- **THE REQUEST**: Tally the lines in the records underneath that contain the string "JSON", and state the figure by itself.

- **PROVIDED RECORDS**:
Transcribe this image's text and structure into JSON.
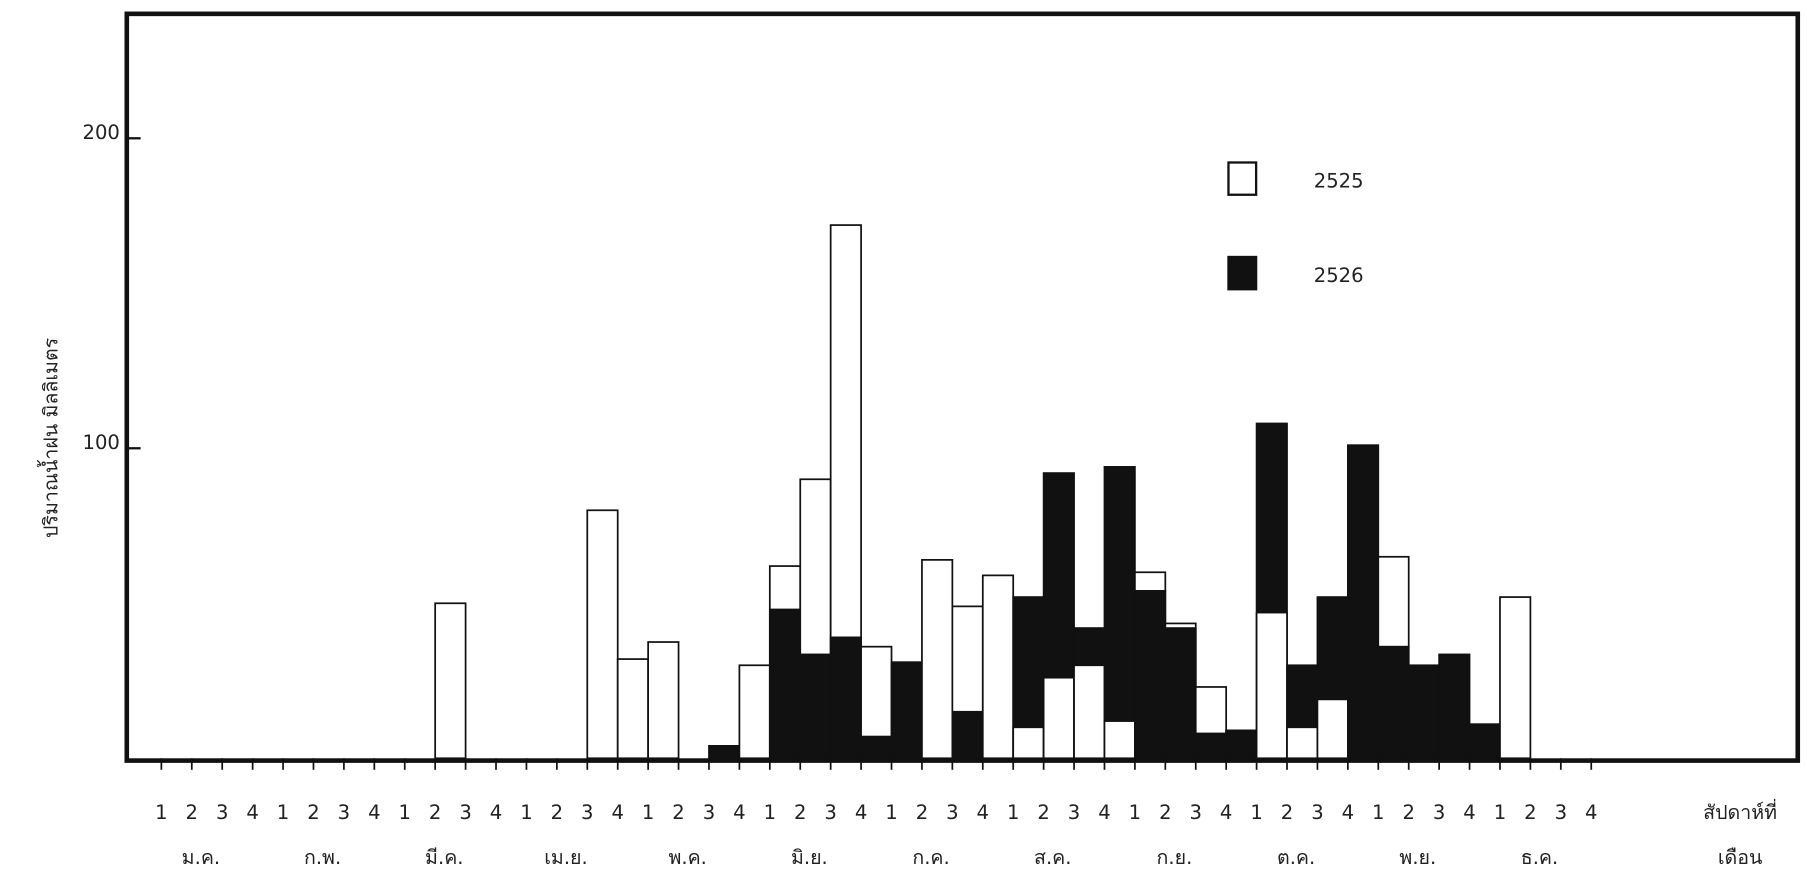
{
  "chart_data": {
    "type": "bar",
    "y_label": "ปริมาณน้ำฝน   มิลลิเมตร",
    "x_label": "สัปดาห์ที่",
    "group_label": "เดือน",
    "categories": [
      "1",
      "2",
      "3",
      "4",
      "1",
      "2",
      "3",
      "4",
      "1",
      "2",
      "3",
      "4",
      "1",
      "2",
      "3",
      "4",
      "1",
      "2",
      "3",
      "4",
      "1",
      "2",
      "3",
      "4",
      "1",
      "2",
      "3",
      "4",
      "1",
      "2",
      "3",
      "4",
      "1",
      "2",
      "3",
      "4",
      "1",
      "2",
      "3",
      "4",
      "1",
      "2",
      "3",
      "4",
      "1",
      "2",
      "3",
      "4"
    ],
    "groups": [
      "ม.ค.",
      "ก.พ.",
      "มี.ค.",
      "เม.ย.",
      "พ.ค.",
      "มิ.ย.",
      "ก.ค.",
      "ส.ค.",
      "ก.ย.",
      "ต.ค.",
      "พ.ย.",
      "ธ.ค."
    ],
    "series": [
      {
        "name": "2525",
        "color": "#ffffff",
        "values": [
          0,
          0,
          0,
          0,
          0,
          0,
          0,
          0,
          0,
          50,
          0,
          0,
          0,
          0,
          80,
          32,
          37.5,
          0,
          0,
          30,
          62,
          90,
          172,
          36,
          0,
          64,
          49,
          59,
          10,
          26,
          30,
          12,
          60,
          43.5,
          23,
          9,
          47,
          10,
          19,
          0,
          65,
          0,
          0,
          0,
          52,
          0,
          0,
          0
        ]
      },
      {
        "name": "2526",
        "color": "#111111",
        "values": [
          0,
          0,
          0,
          0,
          0,
          0,
          0,
          0,
          0,
          0,
          0,
          0,
          0,
          0,
          0,
          0,
          0,
          0,
          4,
          0,
          48,
          33.5,
          39,
          7,
          31,
          0,
          15,
          0,
          52,
          92,
          42,
          94,
          54,
          42,
          8,
          9,
          108,
          30,
          52,
          101,
          36,
          30,
          33.5,
          11,
          0,
          0,
          0,
          0
        ]
      }
    ],
    "ylim": [
      0,
      240
    ],
    "yticks": [
      100,
      200
    ],
    "legend": "upper-right"
  }
}
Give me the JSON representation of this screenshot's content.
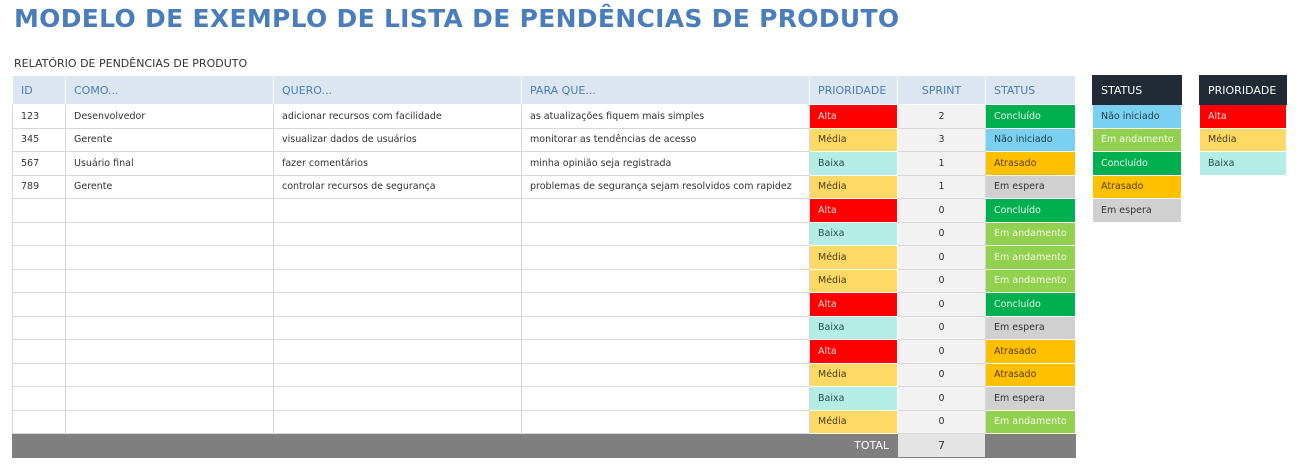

- **ANSWER**: 2